QUOTED TEXT
Wouldn’t it be great if one could have an automatic gain compensation for each track, that can be enabled/disabled to that you can tweak plugins hearing the real effect of what you are doing, without being fooled by volume differences?
But simplified. ON / OFF kind of thing. It would continously measure the level before the plugins and then again at the end of the effect chain, and automatically compensate. It should be easily/quickly turned on and off.
I think it would be a game changer. Frankly I don’t understand how come it isn’t a standard feature in every DAW
That would be great, and that works fine if thats implemented inside a single plugin, but imagine having a phaser plugin, or a pumping compressor (or both lol) in the inserts slots. Volume will could vary constantly at the end of the plugin chain and the DAW would have to work against that by constantly compensating the gain. I think thats not really possible with 3rd party plugins. Maybe with Steinberg plugins only?
Hey tj99, have you ever used the plugin by topro linked above. Or “perception” by Ian Shepard? I used them both and once you do you realise how well they work. And how indispensable they are. They are not for every situation, like a phaser. But when you are eq-ing and compressing they are invaluable. If your hand can compensate the volume on the fader, so can a plugin. It can use averaging over different time. There is only one huge problem: you need to insert two plugins in your chain every single time. And often you end up not using it because of that. If it was only to click it on and off in the channel mixer in your daw…
Honestly man, try those plugins. It is illuminating to use them. Volume differences trick us into a lot of bad decisions…
I heard about these plugins and looked at some videos on youtube where people where trying them. I like the concept and yeah its really important, but I already have it intgrated in my normal workflow, so I don’t think I would save time using these plugins.

STORED DATA
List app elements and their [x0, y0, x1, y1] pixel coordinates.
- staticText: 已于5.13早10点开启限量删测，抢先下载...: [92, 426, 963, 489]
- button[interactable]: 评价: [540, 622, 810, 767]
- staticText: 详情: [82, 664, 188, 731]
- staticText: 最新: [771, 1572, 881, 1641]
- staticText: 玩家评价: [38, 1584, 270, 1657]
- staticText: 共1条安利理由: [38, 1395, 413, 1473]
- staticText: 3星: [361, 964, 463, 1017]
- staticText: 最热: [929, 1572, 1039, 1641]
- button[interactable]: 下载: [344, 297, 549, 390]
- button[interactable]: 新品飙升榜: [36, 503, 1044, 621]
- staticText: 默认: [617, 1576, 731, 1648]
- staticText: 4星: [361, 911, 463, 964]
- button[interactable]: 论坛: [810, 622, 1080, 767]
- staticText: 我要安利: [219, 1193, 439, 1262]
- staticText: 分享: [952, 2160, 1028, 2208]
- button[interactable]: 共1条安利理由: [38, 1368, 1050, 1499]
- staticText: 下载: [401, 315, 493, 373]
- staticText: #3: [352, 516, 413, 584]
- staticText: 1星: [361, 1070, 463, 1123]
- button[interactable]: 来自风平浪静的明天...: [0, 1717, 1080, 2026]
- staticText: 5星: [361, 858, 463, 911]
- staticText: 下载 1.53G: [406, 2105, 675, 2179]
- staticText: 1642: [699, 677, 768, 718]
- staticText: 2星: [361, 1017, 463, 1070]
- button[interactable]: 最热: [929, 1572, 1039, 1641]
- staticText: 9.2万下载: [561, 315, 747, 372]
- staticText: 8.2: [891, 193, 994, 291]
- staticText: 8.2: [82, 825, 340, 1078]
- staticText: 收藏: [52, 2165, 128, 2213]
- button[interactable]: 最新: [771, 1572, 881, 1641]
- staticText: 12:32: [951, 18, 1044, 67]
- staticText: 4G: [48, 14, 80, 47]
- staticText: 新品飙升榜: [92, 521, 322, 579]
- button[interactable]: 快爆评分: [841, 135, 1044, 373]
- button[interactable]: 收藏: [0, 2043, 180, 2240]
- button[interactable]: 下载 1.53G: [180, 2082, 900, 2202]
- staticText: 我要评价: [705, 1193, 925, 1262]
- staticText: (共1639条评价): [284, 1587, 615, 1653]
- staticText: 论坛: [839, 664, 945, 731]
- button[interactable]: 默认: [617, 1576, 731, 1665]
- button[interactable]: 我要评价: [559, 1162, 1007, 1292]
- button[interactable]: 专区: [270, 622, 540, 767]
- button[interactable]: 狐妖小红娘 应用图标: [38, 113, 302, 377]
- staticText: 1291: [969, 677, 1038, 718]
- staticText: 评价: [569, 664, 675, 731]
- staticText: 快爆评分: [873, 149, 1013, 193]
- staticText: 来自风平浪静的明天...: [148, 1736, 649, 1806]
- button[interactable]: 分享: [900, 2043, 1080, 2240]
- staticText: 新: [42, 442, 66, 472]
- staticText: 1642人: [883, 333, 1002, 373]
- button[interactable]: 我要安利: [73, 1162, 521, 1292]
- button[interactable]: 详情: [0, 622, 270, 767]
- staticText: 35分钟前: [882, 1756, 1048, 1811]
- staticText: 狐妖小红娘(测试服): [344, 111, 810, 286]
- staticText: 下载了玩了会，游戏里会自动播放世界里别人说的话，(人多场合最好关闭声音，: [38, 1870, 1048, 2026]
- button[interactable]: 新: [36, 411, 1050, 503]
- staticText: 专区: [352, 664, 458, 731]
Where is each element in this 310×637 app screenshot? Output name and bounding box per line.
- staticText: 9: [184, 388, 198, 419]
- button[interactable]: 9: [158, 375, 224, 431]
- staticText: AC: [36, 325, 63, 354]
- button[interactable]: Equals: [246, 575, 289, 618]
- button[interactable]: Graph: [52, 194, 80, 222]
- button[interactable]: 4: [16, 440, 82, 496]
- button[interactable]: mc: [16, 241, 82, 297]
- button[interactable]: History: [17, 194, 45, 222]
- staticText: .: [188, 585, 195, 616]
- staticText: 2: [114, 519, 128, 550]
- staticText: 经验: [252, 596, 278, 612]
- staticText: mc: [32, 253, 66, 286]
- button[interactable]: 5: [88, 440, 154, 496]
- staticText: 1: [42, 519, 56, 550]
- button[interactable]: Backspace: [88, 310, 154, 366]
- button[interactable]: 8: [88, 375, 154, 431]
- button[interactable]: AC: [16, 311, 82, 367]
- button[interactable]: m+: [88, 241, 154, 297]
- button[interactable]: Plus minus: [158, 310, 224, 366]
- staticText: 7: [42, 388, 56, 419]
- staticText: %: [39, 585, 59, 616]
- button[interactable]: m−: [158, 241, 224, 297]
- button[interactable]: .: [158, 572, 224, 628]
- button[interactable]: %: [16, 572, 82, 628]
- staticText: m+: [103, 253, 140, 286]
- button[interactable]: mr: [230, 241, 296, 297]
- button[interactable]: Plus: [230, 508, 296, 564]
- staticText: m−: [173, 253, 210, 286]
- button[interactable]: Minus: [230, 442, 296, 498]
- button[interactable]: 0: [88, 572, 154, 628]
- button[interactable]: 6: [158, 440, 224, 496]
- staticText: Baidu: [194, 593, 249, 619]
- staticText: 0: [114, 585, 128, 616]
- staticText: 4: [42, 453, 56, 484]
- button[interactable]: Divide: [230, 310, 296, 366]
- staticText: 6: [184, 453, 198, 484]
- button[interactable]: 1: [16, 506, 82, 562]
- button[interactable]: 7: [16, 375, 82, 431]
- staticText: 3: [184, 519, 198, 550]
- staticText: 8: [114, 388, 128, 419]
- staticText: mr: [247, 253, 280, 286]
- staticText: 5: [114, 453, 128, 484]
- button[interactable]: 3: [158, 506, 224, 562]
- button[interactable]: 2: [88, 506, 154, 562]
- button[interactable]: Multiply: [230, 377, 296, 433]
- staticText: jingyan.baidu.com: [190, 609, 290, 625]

EXERCISE REQUIREMENTS
1. In the forum thread about automatic gain compensation, what plugin by Ian Shepard is named?
2. Condense the paragraph of the gain compensation thread that starts "Hey tj99, have you ever used" into a short bulleted list that keeps its main points.
3. Extend the forum thread on automatic gain compensation with one more reply that follows from its last post.
The entries come from a different source than the forum text.

SOLVED PROBLEMS
1. Perception.

2.
- The poster has used both the plugin by topro and "Perception" by Ian Shepard, and found them to work well and to be indispensable.
- They don't suit every situation, such as a phaser, but they are invaluable for EQ and compression.
- If a hand can compensate volume on the fader, a plugin can too, using averaging over different times.
- The big drawback is having to insert two plugins in the chain every time, which often means not using them.
- An on/off switch in the DAW's channel mixer would solve this.

3.
These plugins maybe work well for mastering and referencing tracks, but when mixing, I usually like the sound of an audio track in the mix, or I tweak it and make (big) moves until I like it. And sometimes my unmixed tracks are too quiet anyways, so I bring them up in level by using a trim plugin or a compressor (on vocals i.e.). Having an algorithm which compensates for that would not really help me.
How would you do that if you would like to compensate for gain, lets say, after the 8th plugin? You would still need a plugin like perception or topro? I get motivation behind that idea, I just don’t really think thats thought through the end.
When you are working on a track in the context of a mix (i.e. not on the sound of the individual track) it is as useful. It means you set you level with the fader, and then you can tweak compression and EQ, and the volume of your track remains exactly the same in the mix. You only hear the changes of the tweaks you are making to EQ and compression.
As to your question as for how you compensate after the 8th plugin, that illustrates exactly why this functionality needs to be embedded on Cubase itself (not on a third party plugin, that is going to take 2 plugin slots on each track)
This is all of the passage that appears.